Document page data
⁂

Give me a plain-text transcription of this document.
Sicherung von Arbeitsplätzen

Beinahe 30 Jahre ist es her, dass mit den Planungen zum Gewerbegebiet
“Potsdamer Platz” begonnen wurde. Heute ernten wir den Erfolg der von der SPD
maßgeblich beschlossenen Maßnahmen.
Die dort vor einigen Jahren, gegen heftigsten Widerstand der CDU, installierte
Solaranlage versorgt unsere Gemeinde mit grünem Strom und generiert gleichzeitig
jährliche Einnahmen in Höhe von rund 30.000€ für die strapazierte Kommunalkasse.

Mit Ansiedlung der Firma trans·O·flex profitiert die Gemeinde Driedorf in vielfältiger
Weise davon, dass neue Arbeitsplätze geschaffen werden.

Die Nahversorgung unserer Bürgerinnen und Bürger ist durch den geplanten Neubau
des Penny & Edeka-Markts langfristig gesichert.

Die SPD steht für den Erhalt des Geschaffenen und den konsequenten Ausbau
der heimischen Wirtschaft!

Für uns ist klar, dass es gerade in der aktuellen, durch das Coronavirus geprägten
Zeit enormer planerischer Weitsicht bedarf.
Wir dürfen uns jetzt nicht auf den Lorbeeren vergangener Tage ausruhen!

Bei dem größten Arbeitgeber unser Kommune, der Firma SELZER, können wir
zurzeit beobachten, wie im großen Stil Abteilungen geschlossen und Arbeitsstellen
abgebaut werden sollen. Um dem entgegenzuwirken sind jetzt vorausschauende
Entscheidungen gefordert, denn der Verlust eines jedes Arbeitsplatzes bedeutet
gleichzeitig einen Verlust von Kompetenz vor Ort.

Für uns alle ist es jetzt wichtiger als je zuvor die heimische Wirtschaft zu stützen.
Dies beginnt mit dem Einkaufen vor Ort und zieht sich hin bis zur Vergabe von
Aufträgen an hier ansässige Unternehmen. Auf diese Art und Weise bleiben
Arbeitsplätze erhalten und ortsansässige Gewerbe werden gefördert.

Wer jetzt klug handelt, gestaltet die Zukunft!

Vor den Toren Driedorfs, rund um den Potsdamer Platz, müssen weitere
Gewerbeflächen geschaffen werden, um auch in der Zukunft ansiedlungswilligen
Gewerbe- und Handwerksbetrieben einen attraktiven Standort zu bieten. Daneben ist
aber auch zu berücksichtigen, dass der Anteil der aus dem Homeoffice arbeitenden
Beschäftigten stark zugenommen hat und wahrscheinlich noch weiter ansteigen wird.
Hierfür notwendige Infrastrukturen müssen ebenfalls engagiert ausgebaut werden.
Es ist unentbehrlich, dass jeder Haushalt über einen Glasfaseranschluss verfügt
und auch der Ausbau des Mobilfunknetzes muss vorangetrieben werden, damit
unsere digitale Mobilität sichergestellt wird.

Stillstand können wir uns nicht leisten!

⁂

Give only a number, namely how many lines in the entries above hold the word "Firma".

2